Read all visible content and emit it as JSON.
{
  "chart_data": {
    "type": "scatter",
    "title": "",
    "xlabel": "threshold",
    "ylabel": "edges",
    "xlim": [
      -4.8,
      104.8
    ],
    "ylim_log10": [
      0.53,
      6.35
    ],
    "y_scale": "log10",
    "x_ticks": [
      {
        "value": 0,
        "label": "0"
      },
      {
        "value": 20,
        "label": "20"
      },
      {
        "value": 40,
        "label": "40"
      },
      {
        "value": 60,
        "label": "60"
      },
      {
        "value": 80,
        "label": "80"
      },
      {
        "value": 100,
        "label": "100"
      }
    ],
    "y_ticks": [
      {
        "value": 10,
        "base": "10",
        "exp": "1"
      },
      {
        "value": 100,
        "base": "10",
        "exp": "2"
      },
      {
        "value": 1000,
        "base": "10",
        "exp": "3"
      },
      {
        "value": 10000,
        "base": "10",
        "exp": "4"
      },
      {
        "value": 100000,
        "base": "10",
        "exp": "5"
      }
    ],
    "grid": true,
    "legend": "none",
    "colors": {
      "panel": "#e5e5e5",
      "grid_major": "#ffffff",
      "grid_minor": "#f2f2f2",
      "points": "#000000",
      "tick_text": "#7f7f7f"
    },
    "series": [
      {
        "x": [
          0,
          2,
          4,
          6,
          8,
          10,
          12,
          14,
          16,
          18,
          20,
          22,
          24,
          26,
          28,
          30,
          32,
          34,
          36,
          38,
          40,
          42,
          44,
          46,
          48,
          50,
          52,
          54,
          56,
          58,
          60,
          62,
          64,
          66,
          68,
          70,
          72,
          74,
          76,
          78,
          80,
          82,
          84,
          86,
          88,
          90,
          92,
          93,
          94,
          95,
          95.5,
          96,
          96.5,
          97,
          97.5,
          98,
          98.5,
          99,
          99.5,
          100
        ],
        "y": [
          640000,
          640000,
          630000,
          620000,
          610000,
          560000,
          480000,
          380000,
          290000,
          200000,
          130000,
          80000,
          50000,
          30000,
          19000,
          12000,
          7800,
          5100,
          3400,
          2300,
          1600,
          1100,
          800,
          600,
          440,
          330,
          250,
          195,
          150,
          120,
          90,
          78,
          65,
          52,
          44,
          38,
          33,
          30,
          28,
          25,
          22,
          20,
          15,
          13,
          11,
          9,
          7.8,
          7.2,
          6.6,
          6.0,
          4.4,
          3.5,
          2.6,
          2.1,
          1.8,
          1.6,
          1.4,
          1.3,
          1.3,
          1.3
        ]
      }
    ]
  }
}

WHAT YOU NEED TO DO: Please reproduce each line exactly as written.

FINAL ANSWER:
Read all visible content and emit it as JSON.
{
  "chart_data": {
    "type": "scatter",
    "title": "",
    "xlabel": "threshold",
    "ylabel": "edges",
    "xlim": [
      -4.8,
      104.8
    ],
    "ylim_log10": [
      0.53,
      6.35
    ],
    "y_scale": "log10",
    "x_ticks": [
      {
        "value": 0,
        "label": "0"
      },
      {
        "value": 20,
        "label": "20"
      },
      {
        "value": 40,
        "label": "40"
      },
      {
        "value": 60,
        "label": "60"
      },
      {
        "value": 80,
        "label": "80"
      },
      {
        "value": 100,
        "label": "100"
      }
    ],
    "y_ticks": [
      {
        "value": 10,
        "base": "10",
        "exp": "1"
      },
      {
        "value": 100,
        "base": "10",
        "exp": "2"
      },
      {
        "value": 1000,
        "base": "10",
        "exp": "3"
      },
      {
        "value": 10000,
        "base": "10",
        "exp": "4"
      },
      {
        "value": 100000,
        "base": "10",
        "exp": "5"
      }
    ],
    "grid": true,
    "legend": "none",
    "colors": {
      "panel": "#e5e5e5",
      "grid_major": "#ffffff",
      "grid_minor": "#f2f2f2",
      "points": "#000000",
      "tick_text": "#7f7f7f"
    },
    "series": [
      {
        "x": [
          0,
          2,
          4,
          6,
          8,
          10,
          12,
          14,
          16,
          18,
          20,
          22,
          24,
          26,
          28,
          30,
          32,
          34,
          36,
          38,
          40,
          42,
          44,
          46,
          48,
          50,
          52,
          54,
          56,
          58,
          60,
          62,
          64,
          66,
          68,
          70,
          72,
          74,
          76,
          78,
          80,
          82,
          84,
          86,
          88,
          90,
          92,
          93,
          94,
          95,
          95.5,
          96,
          96.5,
          97,
          97.5,
          98,
          98.5,
          99,
          99.5,
          100
        ],
        "y": [
          640000,
          640000,
          630000,
          620000,
          610000,
          560000,
          480000,
          380000,
          290000,
          200000,
          130000,
          80000,
          50000,
          30000,
          19000,
          12000,
          7800,
          5100,
          3400,
          2300,
          1600,
          1100,
          800,
          600,
          440,
          330,
          250,
          195,
          150,
          120,
          90,
          78,
          65,
          52,
          44,
          38,
          33,
          30,
          28,
          25,
          22,
          20,
          15,
          13,
          11,
          9,
          7.8,
          7.2,
          6.6,
          6.0,
          4.4,
          3.5,
          2.6,
          2.1,
          1.8,
          1.6,
          1.4,
          1.3,
          1.3,
          1.3
        ]
      }
    ]
  }
}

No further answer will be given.